§ **WHAT YOU HAVE TO DO**
Scan the material for the word "text", and copy each line where it shows up.

§ **DATA PROVIDED**
++++++
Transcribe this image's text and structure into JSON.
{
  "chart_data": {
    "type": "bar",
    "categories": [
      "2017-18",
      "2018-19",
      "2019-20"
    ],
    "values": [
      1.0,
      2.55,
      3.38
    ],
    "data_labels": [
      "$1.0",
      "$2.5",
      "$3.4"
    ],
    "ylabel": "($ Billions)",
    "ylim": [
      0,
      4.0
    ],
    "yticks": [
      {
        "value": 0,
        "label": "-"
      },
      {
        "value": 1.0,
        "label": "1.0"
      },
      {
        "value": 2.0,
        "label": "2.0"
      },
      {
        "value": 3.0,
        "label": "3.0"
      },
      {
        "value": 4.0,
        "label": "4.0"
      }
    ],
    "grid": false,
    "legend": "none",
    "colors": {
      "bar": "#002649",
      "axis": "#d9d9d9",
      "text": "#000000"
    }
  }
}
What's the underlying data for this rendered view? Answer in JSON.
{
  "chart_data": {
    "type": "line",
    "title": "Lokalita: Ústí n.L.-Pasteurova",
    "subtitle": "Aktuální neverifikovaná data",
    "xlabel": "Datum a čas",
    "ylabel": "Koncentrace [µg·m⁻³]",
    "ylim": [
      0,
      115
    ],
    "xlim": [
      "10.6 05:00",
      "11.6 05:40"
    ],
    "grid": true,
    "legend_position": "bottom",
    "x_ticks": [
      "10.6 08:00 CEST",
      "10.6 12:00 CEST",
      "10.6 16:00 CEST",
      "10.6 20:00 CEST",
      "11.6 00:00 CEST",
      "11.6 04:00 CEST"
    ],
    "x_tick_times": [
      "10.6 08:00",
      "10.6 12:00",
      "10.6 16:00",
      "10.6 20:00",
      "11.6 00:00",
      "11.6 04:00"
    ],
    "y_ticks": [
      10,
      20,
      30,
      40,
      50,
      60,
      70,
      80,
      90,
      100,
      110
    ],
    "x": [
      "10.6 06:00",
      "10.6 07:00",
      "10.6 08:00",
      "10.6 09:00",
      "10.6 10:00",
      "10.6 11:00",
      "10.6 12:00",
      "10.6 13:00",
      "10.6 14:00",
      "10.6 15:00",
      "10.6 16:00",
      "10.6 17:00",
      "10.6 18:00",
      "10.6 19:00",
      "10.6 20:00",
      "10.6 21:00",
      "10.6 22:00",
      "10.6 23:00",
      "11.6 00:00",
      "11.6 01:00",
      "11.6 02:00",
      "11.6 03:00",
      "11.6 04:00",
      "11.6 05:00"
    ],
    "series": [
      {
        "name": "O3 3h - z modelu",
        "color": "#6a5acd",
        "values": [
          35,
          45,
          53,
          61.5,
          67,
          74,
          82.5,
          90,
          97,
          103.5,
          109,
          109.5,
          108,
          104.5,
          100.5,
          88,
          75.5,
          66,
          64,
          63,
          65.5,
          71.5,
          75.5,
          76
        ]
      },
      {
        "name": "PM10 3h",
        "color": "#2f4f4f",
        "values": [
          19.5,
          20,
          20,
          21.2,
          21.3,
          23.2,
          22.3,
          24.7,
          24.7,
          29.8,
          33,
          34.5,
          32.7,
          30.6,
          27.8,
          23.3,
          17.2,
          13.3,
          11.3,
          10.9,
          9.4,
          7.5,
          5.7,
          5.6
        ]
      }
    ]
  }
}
++++++
§ **TASK RESULT**
Transcribe this image's text and structure into JSON.
      "text": "#000000"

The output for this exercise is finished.